Given request:
Omit the pictures, then write out every entry exactly as it reads.

Dataset items:
▬▬▬

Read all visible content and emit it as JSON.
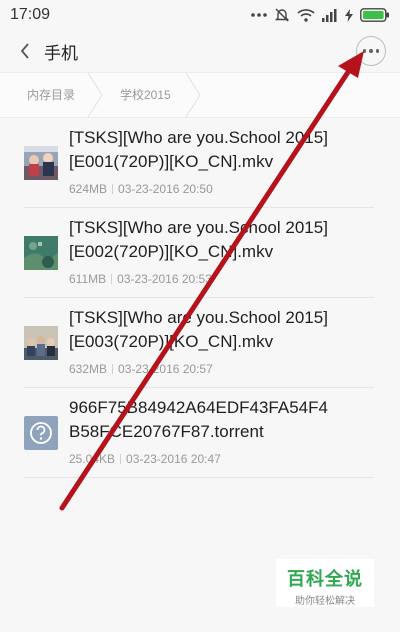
{
  "status_bar": {
    "time": "17:09"
  },
  "header": {
    "title": "手机"
  },
  "breadcrumb": [
    "内存目录",
    "学校2015"
  ],
  "files": [
    {
      "name": "[TSKS][Who are you.School 2015]\n[E001(720P)][KO_CN].mkv",
      "size": "624MB",
      "date": "03-23-2016 20:50",
      "thumb": "video-thumb"
    },
    {
      "name": "[TSKS][Who are you.School 2015]\n[E002(720P)][KO_CN].mkv",
      "size": "611MB",
      "date": "03-23-2016 20:53",
      "thumb": "video-thumb"
    },
    {
      "name": "[TSKS][Who are you.School 2015]\n[E003(720P)][KO_CN].mkv",
      "size": "632MB",
      "date": "03-23-2016 20:57",
      "thumb": "video-thumb"
    },
    {
      "name": "966F75B84942A64EDF43FA54F4\nB58FCE20767F87.torrent",
      "size": "25.04KB",
      "date": "03-23-2016 20:47",
      "thumb": "unknown-file-icon"
    }
  ],
  "watermark": {
    "main": "百科全说",
    "sub": "助你轻松解决"
  },
  "colors": {
    "annotation_arrow": "#b5121b",
    "watermark_green": "#2fa84f",
    "battery_green": "#3cc046"
  }
}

▬▬▬

Worked answer:
Read all visible content and emit it as JSON.
{
  "status_bar": {
    "time": "17:09"
  },
  "header": {
    "title": "手机"
  },
  "breadcrumb": [
    "内存目录",
    "学校2015"
  ],
  "files": [
    {
      "name": "[TSKS][Who are you.School 2015]\n[E001(720P)][KO_CN].mkv",
      "size": "624MB",
      "date": "03-23-2016 20:50",
      "thumb": "video-thumb"
    },
    {
      "name": "[TSKS][Who are you.School 2015]\n[E002(720P)][KO_CN].mkv",
      "size": "611MB",
      "date": "03-23-2016 20:53",
      "thumb": "video-thumb"
    },
    {
      "name": "[TSKS][Who are you.School 2015]\n[E003(720P)][KO_CN].mkv",
      "size": "632MB",
      "date": "03-23-2016 20:57",
      "thumb": "video-thumb"
    },
    {
      "name": "966F75B84942A64EDF43FA54F4\nB58FCE20767F87.torrent",
      "size": "25.04KB",
      "date": "03-23-2016 20:47",
      "thumb": "unknown-file-icon"
    }
  ],
  "watermark": {
    "main": "百科全说",
    "sub": "助你轻松解决"
  },
  "colors": {
    "annotation_arrow": "#b5121b",
    "watermark_green": "#2fa84f",
    "battery_green": "#3cc046"
  }
}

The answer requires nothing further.